◆ **Stored records**:
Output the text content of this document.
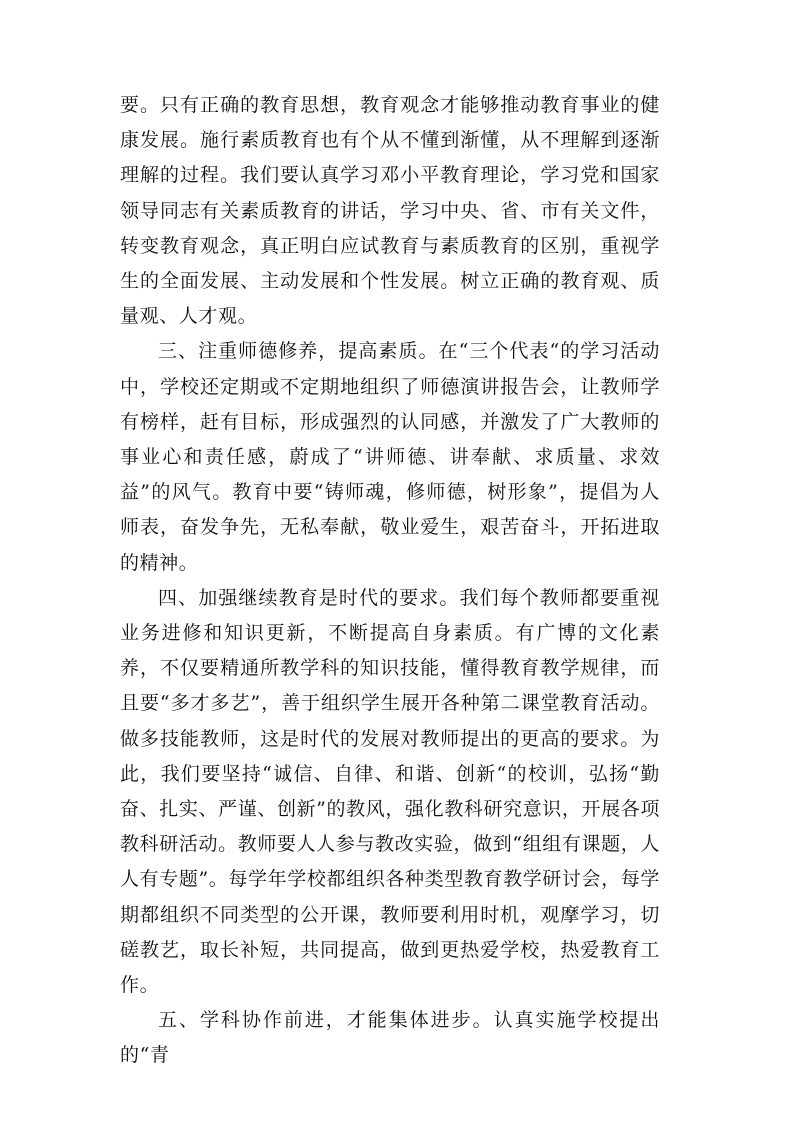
要。只有正确的教育思想，教育观念才能够推动教育事业的健康发展。施行素质教育也有个从不懂到渐懂，从不理解到逐渐理解的过程。我们要认真学习邓小平教育理论，学习党和国家领导同志有关素质教育的讲话，学习中央、省、市有关文件，转变教育观念，真正明白应试教育与素质教育的区别，重视学生的全面发展、主动发展和个性发展。树立正确的教育观、质量观、人才观。

三、注重师德修养，提高素质。在“三个代表“的学习活动中，学校还定期或不定期地组织了师德演讲报告会，让教师学有榜样，赶有目标，形成强烈的认同感，并激发了广大教师的事业心和责任感，蔚成了“讲师德、讲奉献、求质量、求效益”的风气。教育中要“铸师魂，修师德，树形象”，提倡为人师表，奋发争先，无私奉献，敬业爱生，艰苦奋斗，开拓进取的精神。

四、加强继续教育是时代的要求。我们每个教师都要重视业务进修和知识更新，不断提高自身素质。有广博的文化素养，不仅要精通所教学科的知识技能，懂得教育教学规律，而且要“多才多艺”，善于组织学生展开各种第二课堂教育活动。做多技能教师，这是时代的发展对教师提出的更高的要求。为此，我们要坚持“诚信、自律、和谐、创新“的校训，弘扬“勤奋、扎实、严谨、创新”的教风，强化教科研究意识，开展各项教科研活动。教师要人人参与教改实验，做到“组组有课题，人人有专题”。每学年学校都组织各种类型教育教学研讨会，每学期都组织不同类型的公开课，教师要利用时机，观摩学习，切磋教艺，取长补短，共同提高，做到更热爱学校，热爱教育工作。

五、学科协作前进，才能集体进步。认真实施学校提出的“青
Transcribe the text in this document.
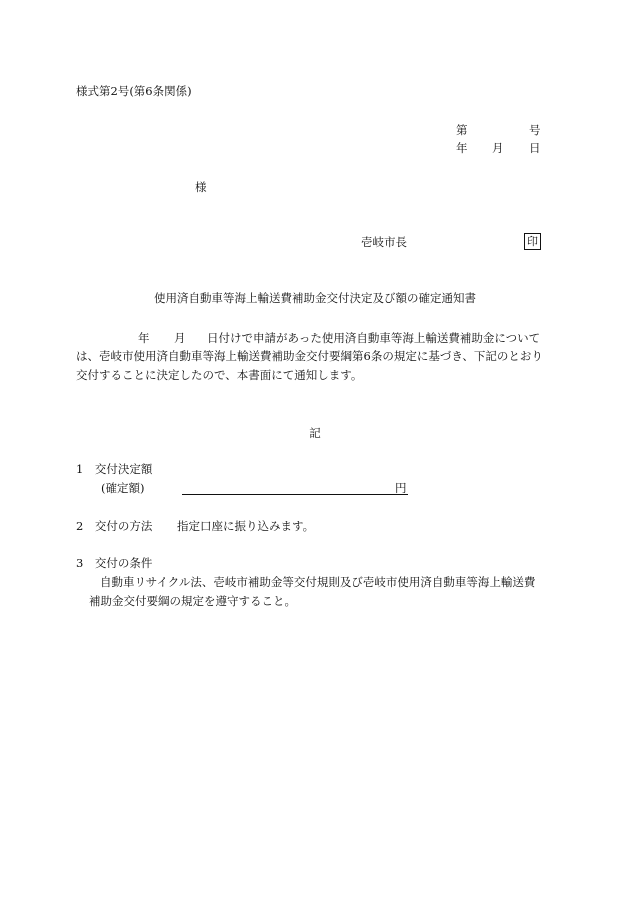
様式第2号(第6条関係)
第	号
年 月 日
様
壱岐市長	印
使用済自動車等海上輸送費補助金交付決定及び額の確定通知書
年 月 日付けで申請があった使用済自動車等海上輸送費補助金について
は、壱岐市使用済自動車等海上輸送費補助金交付要綱第6条の規定に基づき、下記のとおり
交付することに決定したので、本書面にて通知します。
記
1　交付決定額
(確定額)	円
2　交付の方法 指定口座に振り込みます。
3　交付の条件
自動車リサイクル法、壱岐市補助金等交付規則及び壱岐市使用済自動車等海上輸送費
補助金交付要綱の規定を遵守すること。
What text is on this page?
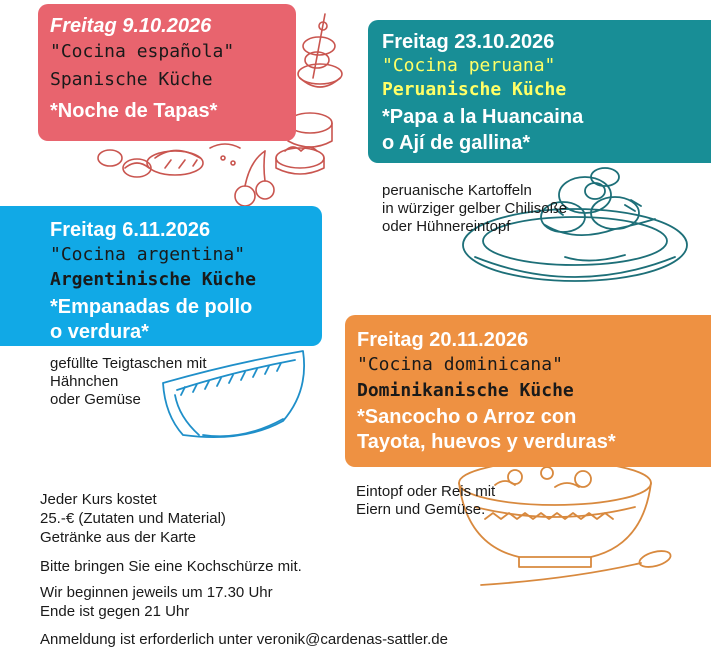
Freitag 9.10.2026
"Cocina española"
Spanische Küche
*Noche de Tapas*
Freitag 23.10.2026
"Cocina peruana"
Peruanische Küche
*Papa a la Huancaina
o Ají de gallina*
peruanische Kartoffeln
in würziger gelber Chilisoße
oder Hühnereintopf
Freitag 6.11.2026
"Cocina argentina"
Argentinische Küche
*Empanadas de pollo
o verdura*
gefüllte Teigtaschen mit
Hähnchen
oder Gemüse
Freitag 20.11.2026
"Cocina dominicana"
Dominikanische Küche
*Sancocho o Arroz con
Tayota, huevos y verduras*
Eintopf oder Reis mit
Eiern und Gemüse.
Jeder Kurs kostet
25.-€ (Zutaten und Material)
Getränke aus der Karte
Bitte bringen Sie eine Kochschürze mit.
Wir beginnen jeweils um 17.30 Uhr
Ende ist gegen 21 Uhr
Anmeldung ist erforderlich unter veronik@cardenas-sattler.de
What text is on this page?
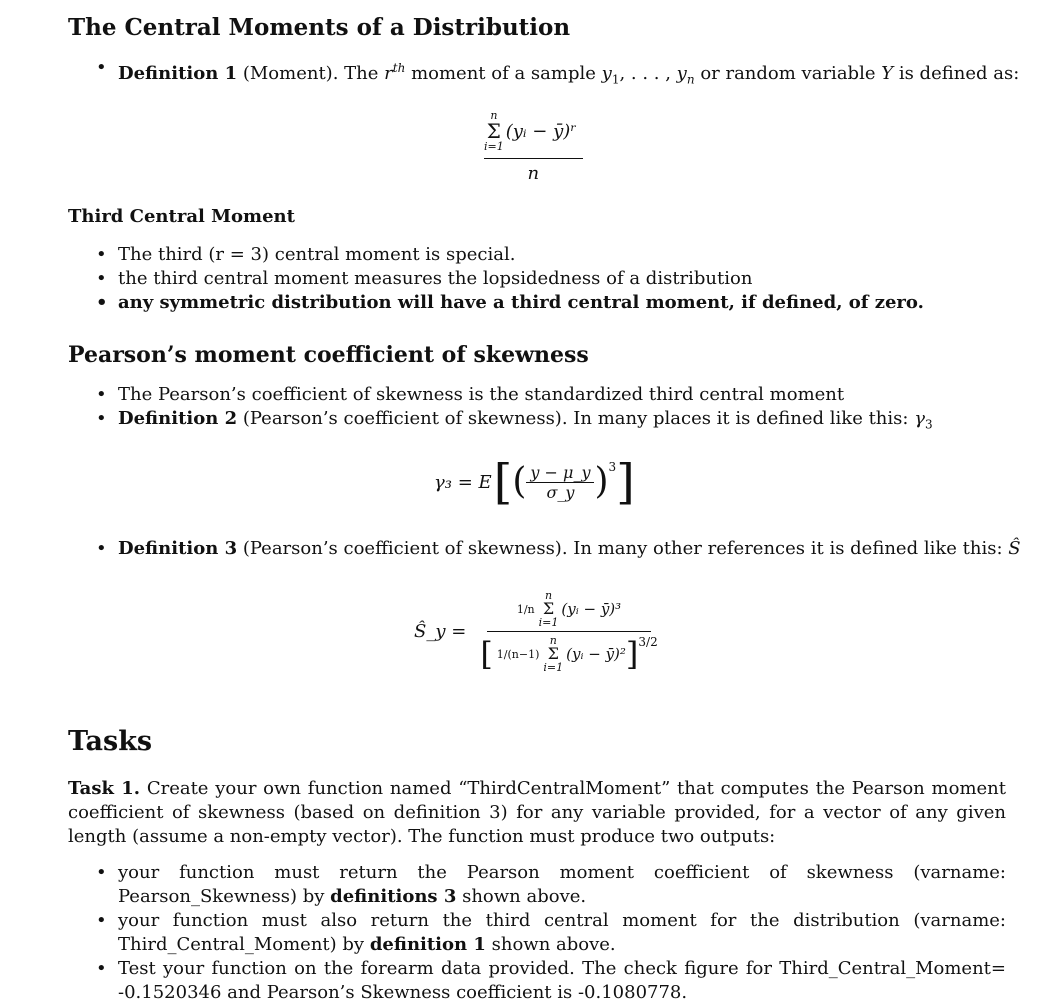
The Central Moments of a Distribution
• Definition 1 (Moment). The $r^{th}$ moment of a sample $y_1$, . . . , $y_n$ or random variable Y is defined as:
n
Σ
i=1
(yᵢ − ȳ)ʳ
n
Third Central Moment
• The third (r = 3) central moment is special.
• the third central moment measures the lopsidedness of a distribution
• any symmetric distribution will have a third central moment, if defined, of zero.
Pearson’s moment coefficient of skewness
• The Pearson’s coefficient of skewness is the standardized third central moment
• Definition 2 (Pearson’s coefficient of skewness). In many places it is defined like this: $\gamma_3$
γ₃ = E [ ( $\frac{y - \mu\_y}{\sigma\_y} )^3$ ]
• Definition 3 (Pearson’s coefficient of skewness). In many other references it is defined like this: Ŝ
Ŝ_y =
1/n
n
Σ
i=1
(yᵢ − ȳ)³
[ 1/(n−1)
n
Σ
i=1
(yᵢ − ȳ)² ]$^{3/2}$
Tasks
Task 1. Create your own function named “ThirdCentralMoment” that computes the Pearson moment coefficient of skewness (based on definition 3) for any variable provided, for a vector of any given length (assume a non-empty vector). The function must produce two outputs:
• your function must return the Pearson moment coefficient of skewness (varname: Pearson_Skewness) by definitions 3 shown above.
• your function must also return the third central moment for the distribution (varname: Third_Central_Moment) by definition 1 shown above.
• Test your function on the forearm data provided. The check figure for Third_Central_Moment= -0.1520346 and Pearson’s Skewness coefficient is -0.1080778.
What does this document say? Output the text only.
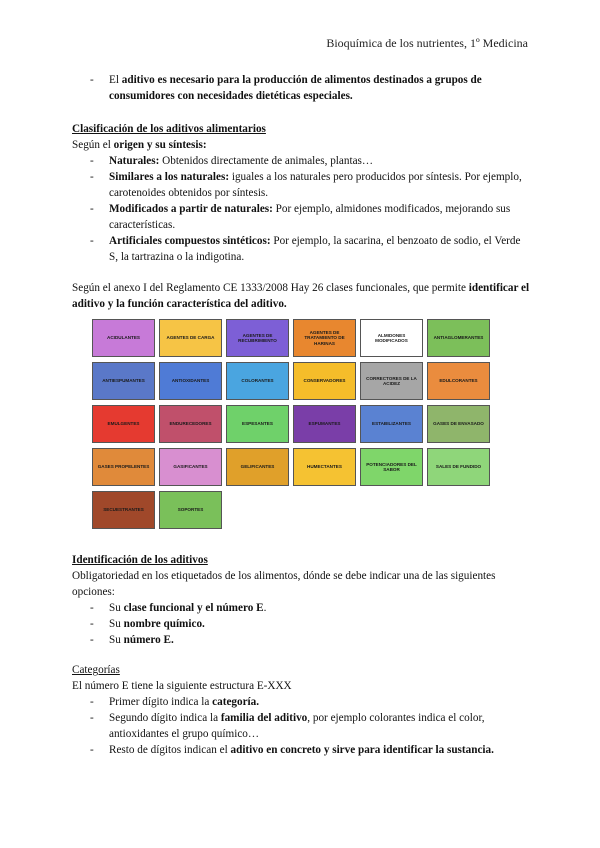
Bioquímica de los nutrientes, 1º Medicina
- El aditivo es necesario para la producción de alimentos destinados a grupos de consumidores con necesidades dietéticas especiales.
Clasificación de los aditivos alimentarios
Según el origen y su síntesis:
- Naturales: Obtenidos directamente de animales, plantas…
- Similares a los naturales: iguales a los naturales pero producidos por síntesis. Por ejemplo, carotenoides obtenidos por síntesis.
- Modificados a partir de naturales: Por ejemplo, almidones modificados, mejorando sus características.
- Artificiales compuestos sintéticos: Por ejemplo, la sacarina, el benzoato de sodio, el Verde S, la tartrazina o la indigotina.
Según el anexo I del Reglamento CE 1333/2008 Hay 26 clases funcionales, que permite identificar el aditivo y la función característica del aditivo.
ACIDULANTES	AGENTES DE CARGA
AGENTES DE RECUBRIMIENTO
AGENTES DE TRATAMIENTO DE HARINAS
ALMIDONES MODIFICADOS
ANTIAGLOMERANTES
ANTIESPUMANTES	ANTIOXIDANTES	COLORANTES	CONSERVADORES
CORRECTORES DE LA ACIDEZ
EDULCORANTES
EMULGENTES	ENDURECEDORES	ESPESANTES	ESPUMANTES	ESTABILIZANTES	GASES DE ENVASADO
GASES PROPELENTES	GASIFICANTES	GELIFICANTES	HUMECTANTES
POTENCIADORES DEL SABOR
SALES DE FUNDIDO
SECUESTRANTES	SOPORTES
Identificación de los aditivos
Obligatoriedad en los etiquetados de los alimentos, dónde se debe indicar una de las siguientes opciones:
- Su clase funcional y el número E.
- Su nombre químico.
- Su número E.
Categorías
El número E tiene la siguiente estructura E-XXX
- Primer dígito indica la categoría.
- Segundo dígito indica la familia del aditivo, por ejemplo colorantes indica el color, antioxidantes el grupo químico…
- Resto de dígitos indican el aditivo en concreto y sirve para identificar la sustancia.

◆ **Work to do**: Pick out and copy the lines of the material that include the word "provided".

◆ **Output of the exercise**:
Task 1. Create your own function named “ThirdCentralMoment” that computes the Pearson moment coefficient of skewness (based on definition 3) for any variable provided, for a vector of any given length (assume a non-empty vector). The function must produce two outputs:
• Test your function on the forearm data provided. The check figure for Third_Central_Moment= -0.1520346 and Pearson’s Skewness coefficient is -0.1080778.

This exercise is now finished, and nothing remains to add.